_INSTRUCTIONS FOR THE TASK_
Find and copy every line in the records that includes the string "pull".

_DATA FOR THIS TASK_
◆ ◆ ◆
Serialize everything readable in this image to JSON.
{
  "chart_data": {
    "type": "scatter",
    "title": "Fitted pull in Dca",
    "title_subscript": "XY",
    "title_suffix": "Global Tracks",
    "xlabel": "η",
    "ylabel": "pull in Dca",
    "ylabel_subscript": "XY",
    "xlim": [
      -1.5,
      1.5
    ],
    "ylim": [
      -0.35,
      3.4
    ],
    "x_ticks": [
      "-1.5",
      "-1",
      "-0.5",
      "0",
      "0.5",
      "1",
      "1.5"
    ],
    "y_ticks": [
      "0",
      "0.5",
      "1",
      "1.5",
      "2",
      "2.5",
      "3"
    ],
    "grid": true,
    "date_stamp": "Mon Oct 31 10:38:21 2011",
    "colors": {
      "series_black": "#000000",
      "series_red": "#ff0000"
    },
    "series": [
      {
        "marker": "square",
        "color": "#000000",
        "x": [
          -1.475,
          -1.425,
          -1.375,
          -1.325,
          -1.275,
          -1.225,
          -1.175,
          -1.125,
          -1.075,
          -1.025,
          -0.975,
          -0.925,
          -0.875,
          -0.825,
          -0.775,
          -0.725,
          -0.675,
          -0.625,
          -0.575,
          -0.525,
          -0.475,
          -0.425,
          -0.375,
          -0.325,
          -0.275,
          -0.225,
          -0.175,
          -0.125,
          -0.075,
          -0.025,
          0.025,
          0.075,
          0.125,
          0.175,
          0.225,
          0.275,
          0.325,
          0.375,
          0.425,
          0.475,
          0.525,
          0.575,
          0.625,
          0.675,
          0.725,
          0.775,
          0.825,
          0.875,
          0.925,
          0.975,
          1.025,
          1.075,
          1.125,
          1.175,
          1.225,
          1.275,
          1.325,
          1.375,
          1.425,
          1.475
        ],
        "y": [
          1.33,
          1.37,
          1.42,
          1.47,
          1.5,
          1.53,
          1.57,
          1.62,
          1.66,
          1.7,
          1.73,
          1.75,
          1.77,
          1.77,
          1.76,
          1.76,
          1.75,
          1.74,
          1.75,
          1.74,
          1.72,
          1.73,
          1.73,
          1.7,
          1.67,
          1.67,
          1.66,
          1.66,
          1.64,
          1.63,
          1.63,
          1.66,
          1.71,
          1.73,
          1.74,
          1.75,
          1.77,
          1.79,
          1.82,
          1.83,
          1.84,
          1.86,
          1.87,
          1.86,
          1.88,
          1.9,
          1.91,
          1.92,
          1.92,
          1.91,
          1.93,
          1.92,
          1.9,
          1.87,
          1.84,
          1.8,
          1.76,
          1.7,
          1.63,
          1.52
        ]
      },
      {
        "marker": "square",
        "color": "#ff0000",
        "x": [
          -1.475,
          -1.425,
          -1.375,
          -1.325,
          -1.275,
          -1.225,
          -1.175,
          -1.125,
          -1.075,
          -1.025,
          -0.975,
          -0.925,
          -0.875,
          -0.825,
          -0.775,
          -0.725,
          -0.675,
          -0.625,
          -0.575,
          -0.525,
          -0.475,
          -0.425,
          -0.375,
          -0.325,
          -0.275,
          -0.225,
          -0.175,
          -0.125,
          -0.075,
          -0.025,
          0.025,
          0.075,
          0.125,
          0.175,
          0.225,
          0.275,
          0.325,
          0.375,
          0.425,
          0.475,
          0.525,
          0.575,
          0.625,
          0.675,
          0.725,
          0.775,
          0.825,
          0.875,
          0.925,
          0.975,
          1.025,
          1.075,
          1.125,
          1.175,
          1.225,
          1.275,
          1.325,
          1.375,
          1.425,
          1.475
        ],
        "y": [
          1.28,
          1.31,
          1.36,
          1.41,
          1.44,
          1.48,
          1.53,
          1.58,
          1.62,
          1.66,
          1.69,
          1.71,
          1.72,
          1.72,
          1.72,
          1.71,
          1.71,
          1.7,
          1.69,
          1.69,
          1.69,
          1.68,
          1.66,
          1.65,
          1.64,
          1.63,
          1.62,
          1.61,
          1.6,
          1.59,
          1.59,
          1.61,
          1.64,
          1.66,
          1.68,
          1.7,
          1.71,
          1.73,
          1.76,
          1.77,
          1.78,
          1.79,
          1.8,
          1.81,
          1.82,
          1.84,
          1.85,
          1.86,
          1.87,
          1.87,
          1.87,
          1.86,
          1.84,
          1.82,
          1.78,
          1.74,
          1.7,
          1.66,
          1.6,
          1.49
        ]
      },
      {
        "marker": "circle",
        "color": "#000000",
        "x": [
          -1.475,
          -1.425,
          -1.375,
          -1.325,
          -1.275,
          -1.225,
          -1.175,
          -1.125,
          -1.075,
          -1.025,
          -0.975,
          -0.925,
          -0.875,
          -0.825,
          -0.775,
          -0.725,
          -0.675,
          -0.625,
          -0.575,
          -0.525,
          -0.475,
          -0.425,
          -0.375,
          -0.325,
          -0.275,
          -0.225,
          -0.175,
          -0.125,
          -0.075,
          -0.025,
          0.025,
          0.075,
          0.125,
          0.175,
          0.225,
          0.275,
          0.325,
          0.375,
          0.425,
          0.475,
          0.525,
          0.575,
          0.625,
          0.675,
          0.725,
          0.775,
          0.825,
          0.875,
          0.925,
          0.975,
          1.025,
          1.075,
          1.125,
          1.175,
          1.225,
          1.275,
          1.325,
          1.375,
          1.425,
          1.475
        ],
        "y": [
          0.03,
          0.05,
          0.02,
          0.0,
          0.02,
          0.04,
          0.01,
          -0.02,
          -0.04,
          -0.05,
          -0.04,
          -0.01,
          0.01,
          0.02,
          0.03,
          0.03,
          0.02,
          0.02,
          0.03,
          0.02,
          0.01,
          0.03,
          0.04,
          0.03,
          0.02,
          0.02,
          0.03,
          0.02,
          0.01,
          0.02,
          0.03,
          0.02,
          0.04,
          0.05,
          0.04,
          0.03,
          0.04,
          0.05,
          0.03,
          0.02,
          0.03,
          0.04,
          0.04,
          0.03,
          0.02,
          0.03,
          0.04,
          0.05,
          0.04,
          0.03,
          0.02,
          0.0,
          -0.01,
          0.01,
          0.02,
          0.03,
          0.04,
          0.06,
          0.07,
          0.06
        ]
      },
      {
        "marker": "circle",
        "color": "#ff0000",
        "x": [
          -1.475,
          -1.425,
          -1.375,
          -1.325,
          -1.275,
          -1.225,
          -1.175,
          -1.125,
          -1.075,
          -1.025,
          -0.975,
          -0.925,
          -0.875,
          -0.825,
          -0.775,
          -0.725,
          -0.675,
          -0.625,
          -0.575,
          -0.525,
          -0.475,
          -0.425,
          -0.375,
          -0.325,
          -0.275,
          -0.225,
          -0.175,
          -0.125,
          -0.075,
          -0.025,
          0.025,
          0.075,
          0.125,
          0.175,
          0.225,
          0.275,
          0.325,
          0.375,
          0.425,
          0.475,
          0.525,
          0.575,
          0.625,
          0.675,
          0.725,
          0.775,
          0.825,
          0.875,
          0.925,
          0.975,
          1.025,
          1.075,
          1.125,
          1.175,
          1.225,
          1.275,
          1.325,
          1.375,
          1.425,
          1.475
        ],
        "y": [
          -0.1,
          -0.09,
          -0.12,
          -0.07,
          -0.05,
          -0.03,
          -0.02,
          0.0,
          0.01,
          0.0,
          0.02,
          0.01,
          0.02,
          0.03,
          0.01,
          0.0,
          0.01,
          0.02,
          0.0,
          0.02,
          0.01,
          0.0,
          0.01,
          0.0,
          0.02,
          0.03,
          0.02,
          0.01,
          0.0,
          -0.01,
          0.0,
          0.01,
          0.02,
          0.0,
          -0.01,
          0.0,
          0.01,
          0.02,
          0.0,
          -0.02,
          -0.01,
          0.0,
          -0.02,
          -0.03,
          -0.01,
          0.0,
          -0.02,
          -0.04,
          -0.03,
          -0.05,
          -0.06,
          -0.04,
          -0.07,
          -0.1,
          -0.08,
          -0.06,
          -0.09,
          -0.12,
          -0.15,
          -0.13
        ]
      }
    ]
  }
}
◆ ◆ ◆
_TASK RESULT_
    "title": "Fitted pull in Dca",
    "ylabel": "pull in Dca",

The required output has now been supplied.